• Listed entries
==============================

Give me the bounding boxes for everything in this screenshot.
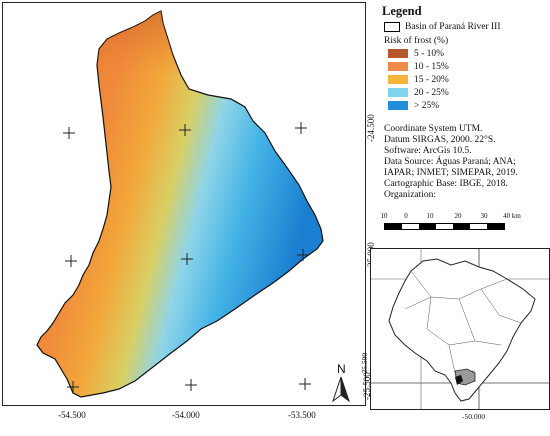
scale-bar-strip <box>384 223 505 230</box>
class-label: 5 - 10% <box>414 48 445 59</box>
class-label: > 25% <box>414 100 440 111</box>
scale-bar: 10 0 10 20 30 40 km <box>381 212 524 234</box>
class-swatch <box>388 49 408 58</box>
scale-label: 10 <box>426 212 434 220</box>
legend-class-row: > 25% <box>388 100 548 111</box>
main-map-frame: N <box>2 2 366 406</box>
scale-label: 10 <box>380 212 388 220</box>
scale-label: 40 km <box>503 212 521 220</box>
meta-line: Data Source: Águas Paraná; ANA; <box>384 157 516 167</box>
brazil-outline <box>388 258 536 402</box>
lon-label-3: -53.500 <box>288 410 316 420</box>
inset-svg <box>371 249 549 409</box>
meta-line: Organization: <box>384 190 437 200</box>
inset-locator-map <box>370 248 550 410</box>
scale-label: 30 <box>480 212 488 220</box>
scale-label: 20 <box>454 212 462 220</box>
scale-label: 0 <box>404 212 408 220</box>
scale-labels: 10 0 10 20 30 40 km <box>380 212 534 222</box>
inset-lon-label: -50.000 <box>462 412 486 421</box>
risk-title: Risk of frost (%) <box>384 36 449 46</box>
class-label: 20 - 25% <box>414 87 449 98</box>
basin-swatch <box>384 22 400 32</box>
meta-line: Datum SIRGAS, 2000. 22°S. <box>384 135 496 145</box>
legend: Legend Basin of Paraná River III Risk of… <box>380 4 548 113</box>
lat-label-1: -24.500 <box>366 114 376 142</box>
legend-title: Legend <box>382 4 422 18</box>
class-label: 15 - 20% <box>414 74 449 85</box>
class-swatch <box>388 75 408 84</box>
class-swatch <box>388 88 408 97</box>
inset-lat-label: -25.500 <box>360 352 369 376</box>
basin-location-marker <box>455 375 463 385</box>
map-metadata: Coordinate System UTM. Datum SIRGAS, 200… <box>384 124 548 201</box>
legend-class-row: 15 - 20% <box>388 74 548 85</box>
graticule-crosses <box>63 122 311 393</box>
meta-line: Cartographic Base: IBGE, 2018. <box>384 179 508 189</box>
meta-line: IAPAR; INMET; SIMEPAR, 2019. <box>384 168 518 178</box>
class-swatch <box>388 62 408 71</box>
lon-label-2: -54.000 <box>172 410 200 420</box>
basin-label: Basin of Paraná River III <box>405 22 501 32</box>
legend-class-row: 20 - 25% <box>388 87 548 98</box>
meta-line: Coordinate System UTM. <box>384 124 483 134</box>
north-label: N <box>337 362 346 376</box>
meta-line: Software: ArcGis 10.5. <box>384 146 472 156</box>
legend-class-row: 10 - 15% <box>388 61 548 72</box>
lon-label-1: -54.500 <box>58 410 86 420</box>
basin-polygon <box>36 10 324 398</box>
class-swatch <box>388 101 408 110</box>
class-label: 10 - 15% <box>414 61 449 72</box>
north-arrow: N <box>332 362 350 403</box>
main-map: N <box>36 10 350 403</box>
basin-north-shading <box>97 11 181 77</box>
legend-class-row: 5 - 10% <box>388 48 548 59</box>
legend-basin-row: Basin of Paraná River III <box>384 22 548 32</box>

==============================

• Short problem
Render the item lines starting at the one containing "scale-bar-strip <box>384 223 505 230</box>" and ending at the one containing "inset-locator-map <box>370 248 550 410</box>" as a Markdown table with the columns Row and Item line. Put the row number under Row, put each line's text under Item line, and omit any blank lines.

• The answer
| Row | Item line |
|---|---|
| 1 | scale-bar-strip <box>384 223 505 230</box> |
| 2 | class-label: 5 - 10% <box>414 48 445 59</box> |
| 3 | class-label: > 25% <box>414 100 440 111</box> |
| 4 | scale-bar: 10 0 10 20 30 40 km <box>381 212 524 234</box> |
| 5 | class-swatch <box>388 49 408 58</box> |
| 6 | scale-label: 10 <box>426 212 434 220</box> |
| 7 | legend-class-row: > 25% <box>388 100 548 111</box> |
| 8 | main-map-frame: N <box>2 2 366 406</box> |
| 9 | scale-label: 10 <box>380 212 388 220</box> |
| 10 | scale-label: 40 km <box>503 212 521 220</box> |
| 11 | meta-line: Data Source: Águas Paraná; ANA; <box>384 157 516 167</box> |
| 12 | brazil-outline <box>388 258 536 402</box> |
| 13 | lon-label-3: -53.500 <box>288 410 316 420</box> |
| 14 | inset-svg <box>371 249 549 409</box> |
| 15 | meta-line: Organization: <box>384 190 437 200</box> |
| 16 | inset-locator-map <box>370 248 550 410</box> |